• **Problem to solve**:
From the entries below, gather every line containing the string "hayat".

Stored records:
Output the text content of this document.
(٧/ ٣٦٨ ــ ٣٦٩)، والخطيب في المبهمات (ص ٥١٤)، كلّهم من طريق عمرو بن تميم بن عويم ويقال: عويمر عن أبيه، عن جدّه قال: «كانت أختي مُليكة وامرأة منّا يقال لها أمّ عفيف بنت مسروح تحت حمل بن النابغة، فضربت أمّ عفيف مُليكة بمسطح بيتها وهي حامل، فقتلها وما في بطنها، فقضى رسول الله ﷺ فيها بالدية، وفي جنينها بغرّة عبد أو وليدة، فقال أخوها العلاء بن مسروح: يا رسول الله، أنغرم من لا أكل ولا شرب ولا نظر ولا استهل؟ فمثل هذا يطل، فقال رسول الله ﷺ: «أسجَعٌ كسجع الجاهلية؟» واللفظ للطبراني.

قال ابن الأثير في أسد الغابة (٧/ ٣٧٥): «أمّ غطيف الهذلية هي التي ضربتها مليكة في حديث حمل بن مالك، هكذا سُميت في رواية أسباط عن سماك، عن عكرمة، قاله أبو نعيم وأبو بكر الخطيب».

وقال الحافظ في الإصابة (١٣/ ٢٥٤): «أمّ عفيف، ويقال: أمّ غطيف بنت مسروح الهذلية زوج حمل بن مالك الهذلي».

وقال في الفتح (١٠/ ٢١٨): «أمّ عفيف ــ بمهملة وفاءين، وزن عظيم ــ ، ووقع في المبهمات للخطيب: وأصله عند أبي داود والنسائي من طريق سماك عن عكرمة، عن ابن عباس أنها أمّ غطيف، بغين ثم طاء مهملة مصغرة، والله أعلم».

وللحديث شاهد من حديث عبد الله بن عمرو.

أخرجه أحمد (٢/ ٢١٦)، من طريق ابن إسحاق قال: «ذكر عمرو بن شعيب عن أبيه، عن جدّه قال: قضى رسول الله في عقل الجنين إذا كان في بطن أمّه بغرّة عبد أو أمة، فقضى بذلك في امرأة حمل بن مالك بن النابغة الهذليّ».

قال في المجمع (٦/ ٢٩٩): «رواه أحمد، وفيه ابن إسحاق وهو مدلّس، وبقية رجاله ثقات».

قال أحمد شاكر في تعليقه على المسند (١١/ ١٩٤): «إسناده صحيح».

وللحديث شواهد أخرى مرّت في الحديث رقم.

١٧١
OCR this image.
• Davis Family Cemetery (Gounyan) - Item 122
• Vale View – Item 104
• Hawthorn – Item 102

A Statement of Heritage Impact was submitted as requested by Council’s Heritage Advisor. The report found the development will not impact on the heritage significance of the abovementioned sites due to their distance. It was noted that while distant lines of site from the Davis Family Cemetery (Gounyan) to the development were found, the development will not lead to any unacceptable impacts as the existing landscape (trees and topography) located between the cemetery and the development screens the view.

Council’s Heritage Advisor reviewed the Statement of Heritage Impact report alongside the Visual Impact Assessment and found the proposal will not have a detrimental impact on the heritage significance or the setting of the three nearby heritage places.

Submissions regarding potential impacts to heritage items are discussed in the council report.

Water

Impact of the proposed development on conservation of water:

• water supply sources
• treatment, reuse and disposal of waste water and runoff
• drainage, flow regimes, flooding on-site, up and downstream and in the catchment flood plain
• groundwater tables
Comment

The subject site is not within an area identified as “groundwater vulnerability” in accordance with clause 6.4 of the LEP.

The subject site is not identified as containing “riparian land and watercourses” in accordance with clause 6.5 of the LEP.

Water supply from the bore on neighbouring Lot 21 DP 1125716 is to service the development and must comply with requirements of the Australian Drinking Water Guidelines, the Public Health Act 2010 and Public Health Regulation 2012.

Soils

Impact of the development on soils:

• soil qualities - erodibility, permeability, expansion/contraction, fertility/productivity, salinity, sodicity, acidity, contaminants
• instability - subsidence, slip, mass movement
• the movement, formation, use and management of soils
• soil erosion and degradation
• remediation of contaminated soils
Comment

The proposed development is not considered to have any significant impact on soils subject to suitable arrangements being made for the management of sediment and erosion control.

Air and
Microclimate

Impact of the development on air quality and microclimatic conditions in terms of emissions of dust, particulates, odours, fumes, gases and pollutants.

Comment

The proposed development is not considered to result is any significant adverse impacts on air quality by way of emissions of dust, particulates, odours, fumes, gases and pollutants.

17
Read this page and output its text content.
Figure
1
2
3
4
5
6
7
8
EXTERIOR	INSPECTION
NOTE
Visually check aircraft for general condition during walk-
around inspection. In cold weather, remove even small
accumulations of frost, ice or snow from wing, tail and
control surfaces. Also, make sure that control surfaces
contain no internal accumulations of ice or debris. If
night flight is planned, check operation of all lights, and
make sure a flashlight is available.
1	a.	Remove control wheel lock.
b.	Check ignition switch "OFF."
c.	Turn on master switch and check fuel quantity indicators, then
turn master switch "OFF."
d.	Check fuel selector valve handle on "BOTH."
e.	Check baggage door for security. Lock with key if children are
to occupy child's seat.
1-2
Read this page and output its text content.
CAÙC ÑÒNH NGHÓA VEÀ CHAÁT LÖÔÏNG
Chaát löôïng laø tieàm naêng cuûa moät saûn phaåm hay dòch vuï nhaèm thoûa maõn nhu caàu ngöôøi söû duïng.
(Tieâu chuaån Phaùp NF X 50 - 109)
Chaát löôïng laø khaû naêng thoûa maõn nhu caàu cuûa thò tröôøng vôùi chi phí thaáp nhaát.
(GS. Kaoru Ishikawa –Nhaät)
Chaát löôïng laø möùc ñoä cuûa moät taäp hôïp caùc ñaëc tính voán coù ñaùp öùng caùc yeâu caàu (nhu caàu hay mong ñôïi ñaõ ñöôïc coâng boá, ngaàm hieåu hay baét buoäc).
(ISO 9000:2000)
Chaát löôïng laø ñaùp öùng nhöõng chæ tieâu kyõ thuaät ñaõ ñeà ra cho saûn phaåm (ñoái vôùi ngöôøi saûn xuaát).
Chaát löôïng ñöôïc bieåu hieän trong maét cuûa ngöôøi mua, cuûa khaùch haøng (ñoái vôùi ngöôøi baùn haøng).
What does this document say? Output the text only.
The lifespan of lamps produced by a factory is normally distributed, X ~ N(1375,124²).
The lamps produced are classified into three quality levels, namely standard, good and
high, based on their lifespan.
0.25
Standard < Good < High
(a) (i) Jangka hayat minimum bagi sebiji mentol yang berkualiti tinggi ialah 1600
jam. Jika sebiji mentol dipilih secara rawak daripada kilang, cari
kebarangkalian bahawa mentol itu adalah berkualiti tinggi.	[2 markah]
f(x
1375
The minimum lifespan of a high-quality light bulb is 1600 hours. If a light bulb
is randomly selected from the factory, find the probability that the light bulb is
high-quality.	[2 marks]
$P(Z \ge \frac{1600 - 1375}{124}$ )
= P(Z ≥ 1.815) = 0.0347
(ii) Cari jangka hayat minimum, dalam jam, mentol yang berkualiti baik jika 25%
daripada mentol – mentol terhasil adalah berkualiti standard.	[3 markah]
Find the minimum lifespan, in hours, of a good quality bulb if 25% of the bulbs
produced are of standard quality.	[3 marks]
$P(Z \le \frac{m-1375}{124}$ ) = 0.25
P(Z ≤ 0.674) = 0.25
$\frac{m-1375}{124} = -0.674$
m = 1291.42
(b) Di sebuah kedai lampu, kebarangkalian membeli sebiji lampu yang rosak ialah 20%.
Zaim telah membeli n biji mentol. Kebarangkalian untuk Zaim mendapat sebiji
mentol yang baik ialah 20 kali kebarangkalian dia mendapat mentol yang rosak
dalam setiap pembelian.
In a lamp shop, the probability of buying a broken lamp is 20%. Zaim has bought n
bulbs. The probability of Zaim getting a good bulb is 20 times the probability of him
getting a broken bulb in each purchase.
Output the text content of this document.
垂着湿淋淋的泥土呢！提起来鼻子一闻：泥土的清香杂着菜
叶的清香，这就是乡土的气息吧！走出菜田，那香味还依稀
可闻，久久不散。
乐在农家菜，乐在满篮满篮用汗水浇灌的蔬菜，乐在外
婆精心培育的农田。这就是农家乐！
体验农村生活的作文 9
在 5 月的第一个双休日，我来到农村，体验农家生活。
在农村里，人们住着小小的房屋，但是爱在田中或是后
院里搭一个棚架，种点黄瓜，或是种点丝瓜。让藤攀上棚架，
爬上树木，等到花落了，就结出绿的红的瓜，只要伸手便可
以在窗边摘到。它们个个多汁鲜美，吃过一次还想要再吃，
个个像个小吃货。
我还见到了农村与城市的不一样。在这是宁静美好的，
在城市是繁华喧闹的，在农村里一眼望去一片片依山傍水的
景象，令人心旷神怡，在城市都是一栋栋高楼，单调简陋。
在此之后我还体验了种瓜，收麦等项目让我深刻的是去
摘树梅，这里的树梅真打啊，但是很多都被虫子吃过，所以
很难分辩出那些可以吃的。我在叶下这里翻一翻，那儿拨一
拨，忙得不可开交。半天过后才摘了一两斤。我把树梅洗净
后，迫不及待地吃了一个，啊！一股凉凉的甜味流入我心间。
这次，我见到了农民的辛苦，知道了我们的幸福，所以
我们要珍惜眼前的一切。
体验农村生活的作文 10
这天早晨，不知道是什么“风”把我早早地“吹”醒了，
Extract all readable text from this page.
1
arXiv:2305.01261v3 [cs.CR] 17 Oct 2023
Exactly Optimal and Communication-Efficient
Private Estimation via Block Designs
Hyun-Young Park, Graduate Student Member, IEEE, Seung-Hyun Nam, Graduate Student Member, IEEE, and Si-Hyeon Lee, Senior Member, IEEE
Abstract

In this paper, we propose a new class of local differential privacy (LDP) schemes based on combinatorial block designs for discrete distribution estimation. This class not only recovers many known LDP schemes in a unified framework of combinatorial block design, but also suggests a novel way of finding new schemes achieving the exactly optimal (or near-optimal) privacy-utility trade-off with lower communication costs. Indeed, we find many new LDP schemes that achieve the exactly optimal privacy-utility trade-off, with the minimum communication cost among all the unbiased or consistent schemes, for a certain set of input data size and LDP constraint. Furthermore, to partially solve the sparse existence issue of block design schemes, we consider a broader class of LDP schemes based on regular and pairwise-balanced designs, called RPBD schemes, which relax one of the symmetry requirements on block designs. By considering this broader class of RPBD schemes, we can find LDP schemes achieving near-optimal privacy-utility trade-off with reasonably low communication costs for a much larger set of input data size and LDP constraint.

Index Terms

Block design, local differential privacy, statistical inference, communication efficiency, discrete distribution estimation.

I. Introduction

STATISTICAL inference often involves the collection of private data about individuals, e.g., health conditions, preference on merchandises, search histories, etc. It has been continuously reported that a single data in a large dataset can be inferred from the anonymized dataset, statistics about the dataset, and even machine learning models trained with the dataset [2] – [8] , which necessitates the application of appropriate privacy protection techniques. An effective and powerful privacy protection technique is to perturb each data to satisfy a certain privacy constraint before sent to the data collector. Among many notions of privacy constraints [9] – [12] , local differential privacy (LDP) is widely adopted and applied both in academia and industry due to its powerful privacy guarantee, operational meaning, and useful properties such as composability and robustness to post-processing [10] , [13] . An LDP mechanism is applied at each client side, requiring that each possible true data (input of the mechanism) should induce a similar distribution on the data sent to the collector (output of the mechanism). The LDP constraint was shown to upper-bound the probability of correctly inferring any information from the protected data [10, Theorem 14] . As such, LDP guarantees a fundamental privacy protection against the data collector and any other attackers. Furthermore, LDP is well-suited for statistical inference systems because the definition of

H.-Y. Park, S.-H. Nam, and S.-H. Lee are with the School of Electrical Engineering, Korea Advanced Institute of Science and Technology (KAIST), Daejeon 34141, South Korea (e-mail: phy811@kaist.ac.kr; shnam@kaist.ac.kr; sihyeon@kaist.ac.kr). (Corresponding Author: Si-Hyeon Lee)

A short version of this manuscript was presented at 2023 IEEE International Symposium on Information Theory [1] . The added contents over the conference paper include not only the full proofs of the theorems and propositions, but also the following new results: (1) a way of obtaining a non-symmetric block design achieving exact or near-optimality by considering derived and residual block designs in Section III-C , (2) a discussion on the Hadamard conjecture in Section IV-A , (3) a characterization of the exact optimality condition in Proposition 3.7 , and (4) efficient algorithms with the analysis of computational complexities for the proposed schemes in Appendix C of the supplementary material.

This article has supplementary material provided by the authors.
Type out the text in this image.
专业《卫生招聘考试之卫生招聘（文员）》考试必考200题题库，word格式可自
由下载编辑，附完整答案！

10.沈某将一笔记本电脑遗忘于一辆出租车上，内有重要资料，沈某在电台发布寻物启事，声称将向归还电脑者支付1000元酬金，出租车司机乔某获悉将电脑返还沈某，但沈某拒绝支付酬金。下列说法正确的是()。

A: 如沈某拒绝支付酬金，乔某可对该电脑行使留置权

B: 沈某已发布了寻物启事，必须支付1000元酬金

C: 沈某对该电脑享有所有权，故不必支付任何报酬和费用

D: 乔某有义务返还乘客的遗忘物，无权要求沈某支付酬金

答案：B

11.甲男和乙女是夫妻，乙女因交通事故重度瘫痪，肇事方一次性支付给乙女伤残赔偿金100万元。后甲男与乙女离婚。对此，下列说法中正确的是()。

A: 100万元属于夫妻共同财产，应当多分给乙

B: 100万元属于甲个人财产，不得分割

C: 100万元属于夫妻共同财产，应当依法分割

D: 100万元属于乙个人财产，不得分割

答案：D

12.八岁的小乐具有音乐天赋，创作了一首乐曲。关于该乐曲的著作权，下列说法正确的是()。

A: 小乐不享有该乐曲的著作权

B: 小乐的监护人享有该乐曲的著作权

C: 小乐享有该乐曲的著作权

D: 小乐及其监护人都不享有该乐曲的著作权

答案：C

• **Expected answer**:
(a) (i) Jangka hayat minimum bagi sebiji mentol yang berkualiti tinggi ialah 1600
(ii) Cari jangka hayat minimum, dalam jam, mentol yang berkualiti baik jika 25%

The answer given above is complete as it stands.